What you will do> Retype the full set of records. Keep every character identical.
::: Dataset content
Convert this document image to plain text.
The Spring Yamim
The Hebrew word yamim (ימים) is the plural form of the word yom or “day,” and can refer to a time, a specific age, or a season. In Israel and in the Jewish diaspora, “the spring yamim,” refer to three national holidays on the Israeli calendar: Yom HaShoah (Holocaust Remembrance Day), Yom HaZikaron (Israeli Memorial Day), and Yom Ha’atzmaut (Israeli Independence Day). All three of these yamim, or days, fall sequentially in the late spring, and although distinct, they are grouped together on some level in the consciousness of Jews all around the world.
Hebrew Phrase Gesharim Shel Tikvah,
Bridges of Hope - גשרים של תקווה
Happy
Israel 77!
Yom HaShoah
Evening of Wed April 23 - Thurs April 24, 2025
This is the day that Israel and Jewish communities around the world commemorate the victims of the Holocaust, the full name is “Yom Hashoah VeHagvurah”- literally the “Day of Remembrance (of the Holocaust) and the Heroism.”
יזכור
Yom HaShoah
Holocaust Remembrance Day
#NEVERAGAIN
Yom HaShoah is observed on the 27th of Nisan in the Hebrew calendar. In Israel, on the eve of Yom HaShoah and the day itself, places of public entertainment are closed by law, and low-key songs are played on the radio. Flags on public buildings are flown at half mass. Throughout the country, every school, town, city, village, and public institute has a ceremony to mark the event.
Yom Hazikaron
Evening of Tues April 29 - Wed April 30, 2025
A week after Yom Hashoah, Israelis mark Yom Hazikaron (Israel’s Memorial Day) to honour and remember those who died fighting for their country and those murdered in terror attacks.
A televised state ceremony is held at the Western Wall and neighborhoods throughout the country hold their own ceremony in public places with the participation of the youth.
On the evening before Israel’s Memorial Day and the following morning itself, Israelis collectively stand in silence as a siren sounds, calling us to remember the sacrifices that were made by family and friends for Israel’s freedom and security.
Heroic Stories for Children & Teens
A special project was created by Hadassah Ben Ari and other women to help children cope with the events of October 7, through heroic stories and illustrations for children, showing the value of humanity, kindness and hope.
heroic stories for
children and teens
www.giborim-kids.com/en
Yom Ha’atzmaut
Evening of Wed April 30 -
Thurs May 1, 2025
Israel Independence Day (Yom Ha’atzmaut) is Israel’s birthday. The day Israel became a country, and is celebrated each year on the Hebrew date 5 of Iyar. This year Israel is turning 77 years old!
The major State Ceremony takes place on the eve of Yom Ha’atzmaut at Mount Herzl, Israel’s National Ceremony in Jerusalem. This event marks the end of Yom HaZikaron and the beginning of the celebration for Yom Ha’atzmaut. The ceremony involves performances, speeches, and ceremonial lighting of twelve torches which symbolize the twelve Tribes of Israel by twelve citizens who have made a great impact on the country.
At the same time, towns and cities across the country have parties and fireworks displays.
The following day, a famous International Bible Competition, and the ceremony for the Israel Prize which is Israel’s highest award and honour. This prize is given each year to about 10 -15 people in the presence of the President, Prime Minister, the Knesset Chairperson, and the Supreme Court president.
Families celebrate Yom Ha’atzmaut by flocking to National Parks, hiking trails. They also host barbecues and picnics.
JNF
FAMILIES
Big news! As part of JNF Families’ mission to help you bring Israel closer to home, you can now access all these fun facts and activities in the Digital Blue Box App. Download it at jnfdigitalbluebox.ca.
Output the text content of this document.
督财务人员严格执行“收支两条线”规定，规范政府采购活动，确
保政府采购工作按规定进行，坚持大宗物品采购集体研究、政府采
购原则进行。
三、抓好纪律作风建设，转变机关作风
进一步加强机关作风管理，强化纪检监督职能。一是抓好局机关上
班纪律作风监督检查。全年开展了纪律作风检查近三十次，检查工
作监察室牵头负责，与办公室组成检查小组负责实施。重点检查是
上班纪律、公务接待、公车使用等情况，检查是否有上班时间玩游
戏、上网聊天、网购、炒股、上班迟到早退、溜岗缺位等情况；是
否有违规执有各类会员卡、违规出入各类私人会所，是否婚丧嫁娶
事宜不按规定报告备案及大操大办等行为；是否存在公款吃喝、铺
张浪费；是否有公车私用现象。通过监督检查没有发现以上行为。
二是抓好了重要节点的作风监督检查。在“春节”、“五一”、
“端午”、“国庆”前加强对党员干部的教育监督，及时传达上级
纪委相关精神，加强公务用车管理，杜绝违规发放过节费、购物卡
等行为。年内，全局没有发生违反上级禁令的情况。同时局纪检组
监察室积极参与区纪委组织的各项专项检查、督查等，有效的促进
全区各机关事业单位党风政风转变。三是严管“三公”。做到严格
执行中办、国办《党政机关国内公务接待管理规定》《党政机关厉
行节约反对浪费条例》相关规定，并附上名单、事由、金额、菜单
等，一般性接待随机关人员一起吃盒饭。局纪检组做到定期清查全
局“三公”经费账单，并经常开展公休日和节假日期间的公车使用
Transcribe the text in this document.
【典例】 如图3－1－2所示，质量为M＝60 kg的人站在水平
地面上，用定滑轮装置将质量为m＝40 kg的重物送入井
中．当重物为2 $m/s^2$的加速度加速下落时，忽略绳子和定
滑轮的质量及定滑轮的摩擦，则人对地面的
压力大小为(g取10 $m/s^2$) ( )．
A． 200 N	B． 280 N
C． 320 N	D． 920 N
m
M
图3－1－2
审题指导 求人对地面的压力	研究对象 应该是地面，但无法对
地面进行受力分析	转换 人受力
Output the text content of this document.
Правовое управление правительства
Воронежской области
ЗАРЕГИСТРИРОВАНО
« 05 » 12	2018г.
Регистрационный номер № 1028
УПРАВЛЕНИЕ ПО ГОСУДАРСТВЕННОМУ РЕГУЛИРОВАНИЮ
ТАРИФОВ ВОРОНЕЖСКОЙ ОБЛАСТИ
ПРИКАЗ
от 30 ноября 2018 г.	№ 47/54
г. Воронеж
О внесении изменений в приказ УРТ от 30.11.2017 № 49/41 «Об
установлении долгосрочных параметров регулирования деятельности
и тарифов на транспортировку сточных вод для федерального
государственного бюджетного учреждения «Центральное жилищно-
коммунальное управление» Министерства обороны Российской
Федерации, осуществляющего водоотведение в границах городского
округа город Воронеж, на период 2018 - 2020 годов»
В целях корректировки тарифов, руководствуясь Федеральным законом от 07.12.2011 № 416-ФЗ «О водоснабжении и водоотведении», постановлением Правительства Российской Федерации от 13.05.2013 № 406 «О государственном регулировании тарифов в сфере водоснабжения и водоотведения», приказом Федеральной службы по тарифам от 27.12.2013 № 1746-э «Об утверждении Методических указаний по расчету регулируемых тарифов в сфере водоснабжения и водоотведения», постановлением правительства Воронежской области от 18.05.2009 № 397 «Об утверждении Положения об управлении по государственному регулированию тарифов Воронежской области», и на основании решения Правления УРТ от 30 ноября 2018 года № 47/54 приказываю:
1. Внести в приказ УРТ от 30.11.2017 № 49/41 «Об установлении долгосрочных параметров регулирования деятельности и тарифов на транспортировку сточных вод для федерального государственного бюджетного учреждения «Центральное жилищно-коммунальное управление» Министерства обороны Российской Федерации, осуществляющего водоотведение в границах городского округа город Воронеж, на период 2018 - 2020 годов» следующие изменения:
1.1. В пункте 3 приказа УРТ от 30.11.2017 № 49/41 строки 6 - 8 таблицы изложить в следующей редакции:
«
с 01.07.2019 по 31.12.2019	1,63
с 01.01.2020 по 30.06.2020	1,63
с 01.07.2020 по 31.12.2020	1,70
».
::::::
Completed exercise>
Convert this document image to plain text.
The Spring Yamim
The Hebrew word yamim (ימים) is the plural form of the word yom or “day,” and can refer to a time, a specific age, or a season. In Israel and in the Jewish diaspora, “the spring yamim,” refer to three national holidays on the Israeli calendar: Yom HaShoah (Holocaust Remembrance Day), Yom HaZikaron (Israeli Memorial Day), and Yom Ha’atzmaut (Israeli Independence Day). All three of these yamim, or days, fall sequentially in the late spring, and although distinct, they are grouped together on some level in the consciousness of Jews all around the world.
Hebrew Phrase Gesharim Shel Tikvah,
Bridges of Hope - גשרים של תקווה
Happy
Israel 77!
Yom HaShoah
Evening of Wed April 23 - Thurs April 24, 2025
This is the day that Israel and Jewish communities around the world commemorate the victims of the Holocaust, the full name is “Yom Hashoah VeHagvurah”- literally the “Day of Remembrance (of the Holocaust) and the Heroism.”
יזכור
Yom HaShoah
Holocaust Remembrance Day
#NEVERAGAIN
Yom HaShoah is observed on the 27th of Nisan in the Hebrew calendar. In Israel, on the eve of Yom HaShoah and the day itself, places of public entertainment are closed by law, and low-key songs are played on the radio. Flags on public buildings are flown at half mass. Throughout the country, every school, town, city, village, and public institute has a ceremony to mark the event.
Yom Hazikaron
Evening of Tues April 29 - Wed April 30, 2025
A week after Yom Hashoah, Israelis mark Yom Hazikaron (Israel’s Memorial Day) to honour and remember those who died fighting for their country and those murdered in terror attacks.
A televised state ceremony is held at the Western Wall and neighborhoods throughout the country hold their own ceremony in public places with the participation of the youth.
On the evening before Israel’s Memorial Day and the following morning itself, Israelis collectively stand in silence as a siren sounds, calling us to remember the sacrifices that were made by family and friends for Israel’s freedom and security.
Heroic Stories for Children & Teens
A special project was created by Hadassah Ben Ari and other women to help children cope with the events of October 7, through heroic stories and illustrations for children, showing the value of humanity, kindness and hope.
heroic stories for
children and teens
www.giborim-kids.com/en
Yom Ha’atzmaut
Evening of Wed April 30 -
Thurs May 1, 2025
Israel Independence Day (Yom Ha’atzmaut) is Israel’s birthday. The day Israel became a country, and is celebrated each year on the Hebrew date 5 of Iyar. This year Israel is turning 77 years old!
The major State Ceremony takes place on the eve of Yom Ha’atzmaut at Mount Herzl, Israel’s National Ceremony in Jerusalem. This event marks the end of Yom HaZikaron and the beginning of the celebration for Yom Ha’atzmaut. The ceremony involves performances, speeches, and ceremonial lighting of twelve torches which symbolize the twelve Tribes of Israel by twelve citizens who have made a great impact on the country.
At the same time, towns and cities across the country have parties and fireworks displays.
The following day, a famous International Bible Competition, and the ceremony for the Israel Prize which is Israel’s highest award and honour. This prize is given each year to about 10 -15 people in the presence of the President, Prime Minister, the Knesset Chairperson, and the Supreme Court president.
Families celebrate Yom Ha’atzmaut by flocking to National Parks, hiking trails. They also host barbecues and picnics.
JNF
FAMILIES
Big news! As part of JNF Families’ mission to help you bring Israel closer to home, you can now access all these fun facts and activities in the Digital Blue Box App. Download it at jnfdigitalbluebox.ca.
Output the text content of this document.
督财务人员严格执行“收支两条线”规定，规范政府采购活动，确
保政府采购工作按规定进行，坚持大宗物品采购集体研究、政府采
购原则进行。
三、抓好纪律作风建设，转变机关作风
进一步加强机关作风管理，强化纪检监督职能。一是抓好局机关上
班纪律作风监督检查。全年开展了纪律作风检查近三十次，检查工
作监察室牵头负责，与办公室组成检查小组负责实施。重点检查是
上班纪律、公务接待、公车使用等情况，检查是否有上班时间玩游
戏、上网聊天、网购、炒股、上班迟到早退、溜岗缺位等情况；是
否有违规执有各类会员卡、违规出入各类私人会所，是否婚丧嫁娶
事宜不按规定报告备案及大操大办等行为；是否存在公款吃喝、铺
张浪费；是否有公车私用现象。通过监督检查没有发现以上行为。
二是抓好了重要节点的作风监督检查。在“春节”、“五一”、
“端午”、“国庆”前加强对党员干部的教育监督，及时传达上级
纪委相关精神，加强公务用车管理，杜绝违规发放过节费、购物卡
等行为。年内，全局没有发生违反上级禁令的情况。同时局纪检组
监察室积极参与区纪委组织的各项专项检查、督查等，有效的促进
全区各机关事业单位党风政风转变。三是严管“三公”。做到严格
执行中办、国办《党政机关国内公务接待管理规定》《党政机关厉
行节约反对浪费条例》相关规定，并附上名单、事由、金额、菜单
等，一般性接待随机关人员一起吃盒饭。局纪检组做到定期清查全
局“三公”经费账单，并经常开展公休日和节假日期间的公车使用
Transcribe the text in this document.
【典例】 如图3－1－2所示，质量为M＝60 kg的人站在水平
地面上，用定滑轮装置将质量为m＝40 kg的重物送入井
中．当重物为2 $m/s^2$的加速度加速下落时，忽略绳子和定
滑轮的质量及定滑轮的摩擦，则人对地面的
压力大小为(g取10 $m/s^2$) ( )．
A． 200 N	B． 280 N
C． 320 N	D． 920 N
m
M
图3－1－2
审题指导 求人对地面的压力	研究对象 应该是地面，但无法对
地面进行受力分析	转换 人受力
Output the text content of this document.
Правовое управление правительства
Воронежской области
ЗАРЕГИСТРИРОВАНО
« 05 » 12	2018г.
Регистрационный номер № 1028
УПРАВЛЕНИЕ ПО ГОСУДАРСТВЕННОМУ РЕГУЛИРОВАНИЮ
ТАРИФОВ ВОРОНЕЖСКОЙ ОБЛАСТИ
ПРИКАЗ
от 30 ноября 2018 г.	№ 47/54
г. Воронеж
О внесении изменений в приказ УРТ от 30.11.2017 № 49/41 «Об
установлении долгосрочных параметров регулирования деятельности
и тарифов на транспортировку сточных вод для федерального
государственного бюджетного учреждения «Центральное жилищно-
коммунальное управление» Министерства обороны Российской
Федерации, осуществляющего водоотведение в границах городского
округа город Воронеж, на период 2018 - 2020 годов»
В целях корректировки тарифов, руководствуясь Федеральным законом от 07.12.2011 № 416-ФЗ «О водоснабжении и водоотведении», постановлением Правительства Российской Федерации от 13.05.2013 № 406 «О государственном регулировании тарифов в сфере водоснабжения и водоотведения», приказом Федеральной службы по тарифам от 27.12.2013 № 1746-э «Об утверждении Методических указаний по расчету регулируемых тарифов в сфере водоснабжения и водоотведения», постановлением правительства Воронежской области от 18.05.2009 № 397 «Об утверждении Положения об управлении по государственному регулированию тарифов Воронежской области», и на основании решения Правления УРТ от 30 ноября 2018 года № 47/54 приказываю:
1. Внести в приказ УРТ от 30.11.2017 № 49/41 «Об установлении долгосрочных параметров регулирования деятельности и тарифов на транспортировку сточных вод для федерального государственного бюджетного учреждения «Центральное жилищно-коммунальное управление» Министерства обороны Российской Федерации, осуществляющего водоотведение в границах городского округа город Воронеж, на период 2018 - 2020 годов» следующие изменения:
1.1. В пункте 3 приказа УРТ от 30.11.2017 № 49/41 строки 6 - 8 таблицы изложить в следующей редакции:
«
с 01.07.2019 по 31.12.2019	1,63
с 01.01.2020 по 30.06.2020	1,63
с 01.07.2020 по 31.12.2020	1,70
».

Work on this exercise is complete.